↓
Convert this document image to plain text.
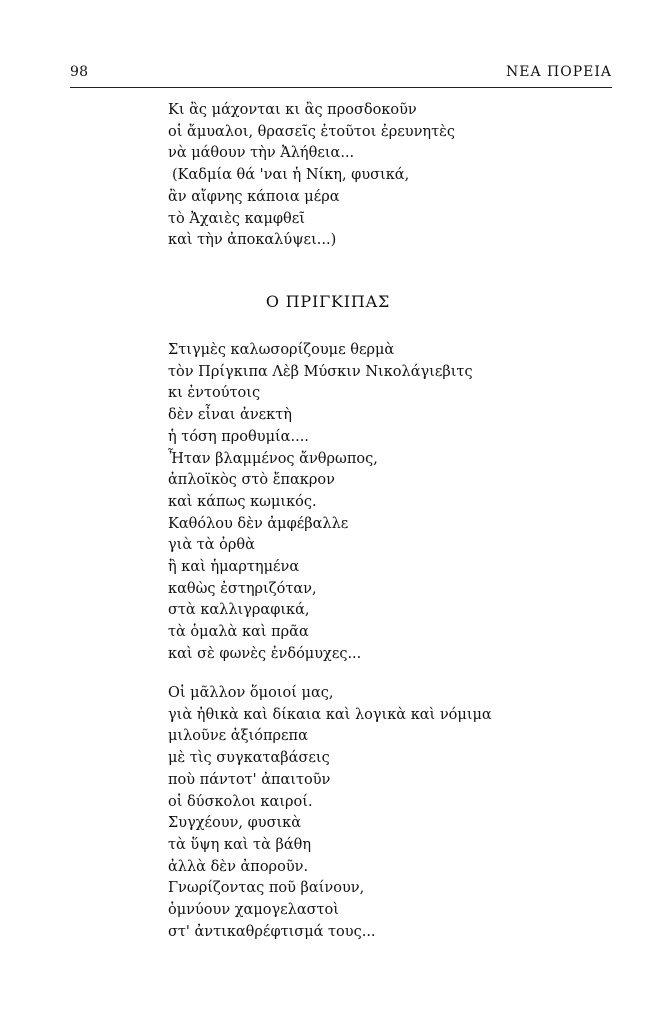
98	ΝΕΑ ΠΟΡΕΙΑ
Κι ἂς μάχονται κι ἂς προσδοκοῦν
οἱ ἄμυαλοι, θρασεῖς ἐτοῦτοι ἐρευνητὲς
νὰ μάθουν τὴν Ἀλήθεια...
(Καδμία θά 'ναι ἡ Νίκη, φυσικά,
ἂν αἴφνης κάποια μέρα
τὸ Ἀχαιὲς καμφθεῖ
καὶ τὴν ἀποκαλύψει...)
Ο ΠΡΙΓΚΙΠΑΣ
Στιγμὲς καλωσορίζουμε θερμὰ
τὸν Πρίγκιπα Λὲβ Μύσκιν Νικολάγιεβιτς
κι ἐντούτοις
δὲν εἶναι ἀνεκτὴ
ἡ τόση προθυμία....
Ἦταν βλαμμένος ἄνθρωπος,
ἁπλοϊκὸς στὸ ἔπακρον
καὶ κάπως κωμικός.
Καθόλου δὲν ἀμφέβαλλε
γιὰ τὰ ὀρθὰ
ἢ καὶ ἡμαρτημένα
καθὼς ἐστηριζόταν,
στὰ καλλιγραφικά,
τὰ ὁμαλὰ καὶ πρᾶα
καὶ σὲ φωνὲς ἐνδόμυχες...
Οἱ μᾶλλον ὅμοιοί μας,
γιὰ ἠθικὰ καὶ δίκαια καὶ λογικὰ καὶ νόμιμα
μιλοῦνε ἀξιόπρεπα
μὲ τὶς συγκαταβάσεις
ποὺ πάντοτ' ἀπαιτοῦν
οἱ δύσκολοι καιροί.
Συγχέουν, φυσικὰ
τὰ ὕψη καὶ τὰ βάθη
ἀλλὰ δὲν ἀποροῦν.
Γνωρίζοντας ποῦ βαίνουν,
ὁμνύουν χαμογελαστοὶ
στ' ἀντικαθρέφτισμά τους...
↑
Set down the complete material exactly, but do not include the images.

**EXPECTED ANSWER**
Convert this document image to plain text.
98	ΝΕΑ ΠΟΡΕΙΑ
Κι ἂς μάχονται κι ἂς προσδοκοῦν
οἱ ἄμυαλοι, θρασεῖς ἐτοῦτοι ἐρευνητὲς
νὰ μάθουν τὴν Ἀλήθεια...
(Καδμία θά 'ναι ἡ Νίκη, φυσικά,
ἂν αἴφνης κάποια μέρα
τὸ Ἀχαιὲς καμφθεῖ
καὶ τὴν ἀποκαλύψει...)
Ο ΠΡΙΓΚΙΠΑΣ
Στιγμὲς καλωσορίζουμε θερμὰ
τὸν Πρίγκιπα Λὲβ Μύσκιν Νικολάγιεβιτς
κι ἐντούτοις
δὲν εἶναι ἀνεκτὴ
ἡ τόση προθυμία....
Ἦταν βλαμμένος ἄνθρωπος,
ἁπλοϊκὸς στὸ ἔπακρον
καὶ κάπως κωμικός.
Καθόλου δὲν ἀμφέβαλλε
γιὰ τὰ ὀρθὰ
ἢ καὶ ἡμαρτημένα
καθὼς ἐστηριζόταν,
στὰ καλλιγραφικά,
τὰ ὁμαλὰ καὶ πρᾶα
καὶ σὲ φωνὲς ἐνδόμυχες...
Οἱ μᾶλλον ὅμοιοί μας,
γιὰ ἠθικὰ καὶ δίκαια καὶ λογικὰ καὶ νόμιμα
μιλοῦνε ἀξιόπρεπα
μὲ τὶς συγκαταβάσεις
ποὺ πάντοτ' ἀπαιτοῦν
οἱ δύσκολοι καιροί.
Συγχέουν, φυσικὰ
τὰ ὕψη καὶ τὰ βάθη
ἀλλὰ δὲν ἀποροῦν.
Γνωρίζοντας ποῦ βαίνουν,
ὁμνύουν χαμογελαστοὶ
στ' ἀντικαθρέφτισμά τους...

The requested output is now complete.